■ WHAT THE TASK REQUIRES ■
Each record is to be transcribed exactly.

■ EXTRACTED DATA ■
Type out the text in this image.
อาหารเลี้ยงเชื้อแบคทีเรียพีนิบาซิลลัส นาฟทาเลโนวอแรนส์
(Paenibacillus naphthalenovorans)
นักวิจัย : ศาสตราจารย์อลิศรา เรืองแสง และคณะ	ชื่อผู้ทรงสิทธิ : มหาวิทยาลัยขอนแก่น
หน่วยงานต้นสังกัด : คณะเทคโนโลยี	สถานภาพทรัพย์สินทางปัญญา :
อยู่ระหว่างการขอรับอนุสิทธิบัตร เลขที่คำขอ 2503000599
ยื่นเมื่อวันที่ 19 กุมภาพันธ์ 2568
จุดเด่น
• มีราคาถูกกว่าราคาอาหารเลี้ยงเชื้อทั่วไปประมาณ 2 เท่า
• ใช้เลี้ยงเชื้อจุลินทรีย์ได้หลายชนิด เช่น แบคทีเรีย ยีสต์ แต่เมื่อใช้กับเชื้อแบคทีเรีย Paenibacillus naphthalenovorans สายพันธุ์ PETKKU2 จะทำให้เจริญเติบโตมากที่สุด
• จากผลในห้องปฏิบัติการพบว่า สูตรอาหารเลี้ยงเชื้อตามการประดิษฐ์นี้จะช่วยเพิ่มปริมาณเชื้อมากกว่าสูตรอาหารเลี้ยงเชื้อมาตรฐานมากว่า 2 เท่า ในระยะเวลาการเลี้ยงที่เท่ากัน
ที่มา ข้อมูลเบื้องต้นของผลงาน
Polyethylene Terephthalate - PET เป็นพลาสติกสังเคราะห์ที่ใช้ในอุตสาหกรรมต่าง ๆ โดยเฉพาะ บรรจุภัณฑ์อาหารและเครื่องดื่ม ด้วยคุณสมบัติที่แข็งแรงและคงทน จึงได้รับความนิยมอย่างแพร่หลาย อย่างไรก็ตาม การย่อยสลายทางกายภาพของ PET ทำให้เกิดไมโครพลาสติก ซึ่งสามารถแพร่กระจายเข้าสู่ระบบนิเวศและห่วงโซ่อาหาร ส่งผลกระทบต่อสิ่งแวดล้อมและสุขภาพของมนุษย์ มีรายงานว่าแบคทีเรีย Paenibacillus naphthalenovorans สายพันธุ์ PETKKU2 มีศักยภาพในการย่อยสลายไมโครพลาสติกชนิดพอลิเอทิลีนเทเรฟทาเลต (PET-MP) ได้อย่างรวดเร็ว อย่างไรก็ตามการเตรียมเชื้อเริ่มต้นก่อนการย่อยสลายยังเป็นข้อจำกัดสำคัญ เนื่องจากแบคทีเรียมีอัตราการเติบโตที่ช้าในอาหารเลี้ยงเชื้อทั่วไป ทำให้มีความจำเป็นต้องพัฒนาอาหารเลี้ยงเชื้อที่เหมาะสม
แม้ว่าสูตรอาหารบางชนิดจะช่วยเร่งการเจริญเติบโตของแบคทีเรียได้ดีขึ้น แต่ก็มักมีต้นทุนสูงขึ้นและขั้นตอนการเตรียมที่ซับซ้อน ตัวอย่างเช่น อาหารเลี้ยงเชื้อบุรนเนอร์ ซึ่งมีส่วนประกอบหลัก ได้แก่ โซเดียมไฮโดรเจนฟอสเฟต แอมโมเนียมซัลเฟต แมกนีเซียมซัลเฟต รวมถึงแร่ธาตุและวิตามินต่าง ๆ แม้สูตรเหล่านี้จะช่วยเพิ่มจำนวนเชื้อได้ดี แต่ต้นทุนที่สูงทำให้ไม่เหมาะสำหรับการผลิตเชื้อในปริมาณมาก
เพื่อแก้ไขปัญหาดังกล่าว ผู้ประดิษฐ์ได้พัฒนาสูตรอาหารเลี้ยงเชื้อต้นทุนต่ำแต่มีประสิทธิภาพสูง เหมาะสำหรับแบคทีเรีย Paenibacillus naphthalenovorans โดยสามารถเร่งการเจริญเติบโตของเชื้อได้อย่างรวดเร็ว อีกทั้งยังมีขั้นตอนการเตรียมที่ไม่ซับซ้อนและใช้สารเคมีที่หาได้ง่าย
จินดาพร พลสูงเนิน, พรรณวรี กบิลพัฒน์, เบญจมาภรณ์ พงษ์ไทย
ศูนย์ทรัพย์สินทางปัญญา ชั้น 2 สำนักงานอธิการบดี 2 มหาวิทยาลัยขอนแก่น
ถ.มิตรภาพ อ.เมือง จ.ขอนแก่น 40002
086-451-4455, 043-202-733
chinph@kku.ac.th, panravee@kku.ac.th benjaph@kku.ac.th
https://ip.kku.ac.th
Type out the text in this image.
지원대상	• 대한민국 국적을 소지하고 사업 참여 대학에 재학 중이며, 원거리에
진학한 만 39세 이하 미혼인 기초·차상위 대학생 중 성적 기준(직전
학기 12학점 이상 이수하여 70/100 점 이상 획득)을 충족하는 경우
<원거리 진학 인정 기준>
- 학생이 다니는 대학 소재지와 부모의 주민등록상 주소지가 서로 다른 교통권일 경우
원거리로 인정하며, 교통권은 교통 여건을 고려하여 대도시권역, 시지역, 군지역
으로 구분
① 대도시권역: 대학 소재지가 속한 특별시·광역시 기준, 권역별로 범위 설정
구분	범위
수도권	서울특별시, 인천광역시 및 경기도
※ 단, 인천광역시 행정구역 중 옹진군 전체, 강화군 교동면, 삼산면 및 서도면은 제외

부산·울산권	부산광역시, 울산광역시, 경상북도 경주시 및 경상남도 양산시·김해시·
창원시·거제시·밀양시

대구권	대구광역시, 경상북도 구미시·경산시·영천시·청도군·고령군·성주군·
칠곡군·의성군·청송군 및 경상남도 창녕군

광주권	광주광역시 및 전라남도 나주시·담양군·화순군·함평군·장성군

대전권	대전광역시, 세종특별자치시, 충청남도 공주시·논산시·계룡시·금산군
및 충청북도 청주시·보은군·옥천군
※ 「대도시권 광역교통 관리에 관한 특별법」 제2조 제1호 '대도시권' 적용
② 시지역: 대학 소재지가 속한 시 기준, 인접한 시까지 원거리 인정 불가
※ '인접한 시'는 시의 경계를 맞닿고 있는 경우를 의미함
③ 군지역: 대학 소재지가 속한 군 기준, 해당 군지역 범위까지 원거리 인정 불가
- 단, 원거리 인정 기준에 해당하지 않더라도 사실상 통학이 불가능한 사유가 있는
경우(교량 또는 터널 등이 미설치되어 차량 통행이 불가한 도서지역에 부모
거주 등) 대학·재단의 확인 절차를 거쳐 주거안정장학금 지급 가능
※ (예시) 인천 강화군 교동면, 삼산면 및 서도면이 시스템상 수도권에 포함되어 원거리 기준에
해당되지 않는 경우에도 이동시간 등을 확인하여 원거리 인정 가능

■ RESPONSE TO THIS TASK ■
Type out the text in this image.
อาหารเลี้ยงเชื้อแบคทีเรียพีนิบาซิลลัส นาฟทาเลโนวอแรนส์
(Paenibacillus naphthalenovorans)
นักวิจัย : ศาสตราจารย์อลิศรา เรืองแสง และคณะ	ชื่อผู้ทรงสิทธิ : มหาวิทยาลัยขอนแก่น
หน่วยงานต้นสังกัด : คณะเทคโนโลยี	สถานภาพทรัพย์สินทางปัญญา :
อยู่ระหว่างการขอรับอนุสิทธิบัตร เลขที่คำขอ 2503000599
ยื่นเมื่อวันที่ 19 กุมภาพันธ์ 2568
จุดเด่น
• มีราคาถูกกว่าราคาอาหารเลี้ยงเชื้อทั่วไปประมาณ 2 เท่า
• ใช้เลี้ยงเชื้อจุลินทรีย์ได้หลายชนิด เช่น แบคทีเรีย ยีสต์ แต่เมื่อใช้กับเชื้อแบคทีเรีย Paenibacillus naphthalenovorans สายพันธุ์ PETKKU2 จะทำให้เจริญเติบโตมากที่สุด
• จากผลในห้องปฏิบัติการพบว่า สูตรอาหารเลี้ยงเชื้อตามการประดิษฐ์นี้จะช่วยเพิ่มปริมาณเชื้อมากกว่าสูตรอาหารเลี้ยงเชื้อมาตรฐานมากว่า 2 เท่า ในระยะเวลาการเลี้ยงที่เท่ากัน
ที่มา ข้อมูลเบื้องต้นของผลงาน
Polyethylene Terephthalate - PET เป็นพลาสติกสังเคราะห์ที่ใช้ในอุตสาหกรรมต่าง ๆ โดยเฉพาะ บรรจุภัณฑ์อาหารและเครื่องดื่ม ด้วยคุณสมบัติที่แข็งแรงและคงทน จึงได้รับความนิยมอย่างแพร่หลาย อย่างไรก็ตาม การย่อยสลายทางกายภาพของ PET ทำให้เกิดไมโครพลาสติก ซึ่งสามารถแพร่กระจายเข้าสู่ระบบนิเวศและห่วงโซ่อาหาร ส่งผลกระทบต่อสิ่งแวดล้อมและสุขภาพของมนุษย์ มีรายงานว่าแบคทีเรีย Paenibacillus naphthalenovorans สายพันธุ์ PETKKU2 มีศักยภาพในการย่อยสลายไมโครพลาสติกชนิดพอลิเอทิลีนเทเรฟทาเลต (PET-MP) ได้อย่างรวดเร็ว อย่างไรก็ตามการเตรียมเชื้อเริ่มต้นก่อนการย่อยสลายยังเป็นข้อจำกัดสำคัญ เนื่องจากแบคทีเรียมีอัตราการเติบโตที่ช้าในอาหารเลี้ยงเชื้อทั่วไป ทำให้มีความจำเป็นต้องพัฒนาอาหารเลี้ยงเชื้อที่เหมาะสม
แม้ว่าสูตรอาหารบางชนิดจะช่วยเร่งการเจริญเติบโตของแบคทีเรียได้ดีขึ้น แต่ก็มักมีต้นทุนสูงขึ้นและขั้นตอนการเตรียมที่ซับซ้อน ตัวอย่างเช่น อาหารเลี้ยงเชื้อบุรนเนอร์ ซึ่งมีส่วนประกอบหลัก ได้แก่ โซเดียมไฮโดรเจนฟอสเฟต แอมโมเนียมซัลเฟต แมกนีเซียมซัลเฟต รวมถึงแร่ธาตุและวิตามินต่าง ๆ แม้สูตรเหล่านี้จะช่วยเพิ่มจำนวนเชื้อได้ดี แต่ต้นทุนที่สูงทำให้ไม่เหมาะสำหรับการผลิตเชื้อในปริมาณมาก
เพื่อแก้ไขปัญหาดังกล่าว ผู้ประดิษฐ์ได้พัฒนาสูตรอาหารเลี้ยงเชื้อต้นทุนต่ำแต่มีประสิทธิภาพสูง เหมาะสำหรับแบคทีเรีย Paenibacillus naphthalenovorans โดยสามารถเร่งการเจริญเติบโตของเชื้อได้อย่างรวดเร็ว อีกทั้งยังมีขั้นตอนการเตรียมที่ไม่ซับซ้อนและใช้สารเคมีที่หาได้ง่าย
จินดาพร พลสูงเนิน, พรรณวรี กบิลพัฒน์, เบญจมาภรณ์ พงษ์ไทย
ศูนย์ทรัพย์สินทางปัญญา ชั้น 2 สำนักงานอธิการบดี 2 มหาวิทยาลัยขอนแก่น
ถ.มิตรภาพ อ.เมือง จ.ขอนแก่น 40002
086-451-4455, 043-202-733
chinph@kku.ac.th, panravee@kku.ac.th benjaph@kku.ac.th
https://ip.kku.ac.th
Type out the text in this image.
지원대상	• 대한민국 국적을 소지하고 사업 참여 대학에 재학 중이며, 원거리에
진학한 만 39세 이하 미혼인 기초·차상위 대학생 중 성적 기준(직전
학기 12학점 이상 이수하여 70/100 점 이상 획득)을 충족하는 경우
<원거리 진학 인정 기준>
- 학생이 다니는 대학 소재지와 부모의 주민등록상 주소지가 서로 다른 교통권일 경우
원거리로 인정하며, 교통권은 교통 여건을 고려하여 대도시권역, 시지역, 군지역
으로 구분
① 대도시권역: 대학 소재지가 속한 특별시·광역시 기준, 권역별로 범위 설정
구분	범위
수도권	서울특별시, 인천광역시 및 경기도
※ 단, 인천광역시 행정구역 중 옹진군 전체, 강화군 교동면, 삼산면 및 서도면은 제외

부산·울산권	부산광역시, 울산광역시, 경상북도 경주시 및 경상남도 양산시·김해시·
창원시·거제시·밀양시

대구권	대구광역시, 경상북도 구미시·경산시·영천시·청도군·고령군·성주군·
칠곡군·의성군·청송군 및 경상남도 창녕군

광주권	광주광역시 및 전라남도 나주시·담양군·화순군·함평군·장성군

대전권	대전광역시, 세종특별자치시, 충청남도 공주시·논산시·계룡시·금산군
및 충청북도 청주시·보은군·옥천군
※ 「대도시권 광역교통 관리에 관한 특별법」 제2조 제1호 '대도시권' 적용
② 시지역: 대학 소재지가 속한 시 기준, 인접한 시까지 원거리 인정 불가
※ '인접한 시'는 시의 경계를 맞닿고 있는 경우를 의미함
③ 군지역: 대학 소재지가 속한 군 기준, 해당 군지역 범위까지 원거리 인정 불가
- 단, 원거리 인정 기준에 해당하지 않더라도 사실상 통학이 불가능한 사유가 있는
경우(교량 또는 터널 등이 미설치되어 차량 통행이 불가한 도서지역에 부모
거주 등) 대학·재단의 확인 절차를 거쳐 주거안정장학금 지급 가능
※ (예시) 인천 강화군 교동면, 삼산면 및 서도면이 시스템상 수도권에 포함되어 원거리 기준에
해당되지 않는 경우에도 이동시간 등을 확인하여 원거리 인정 가능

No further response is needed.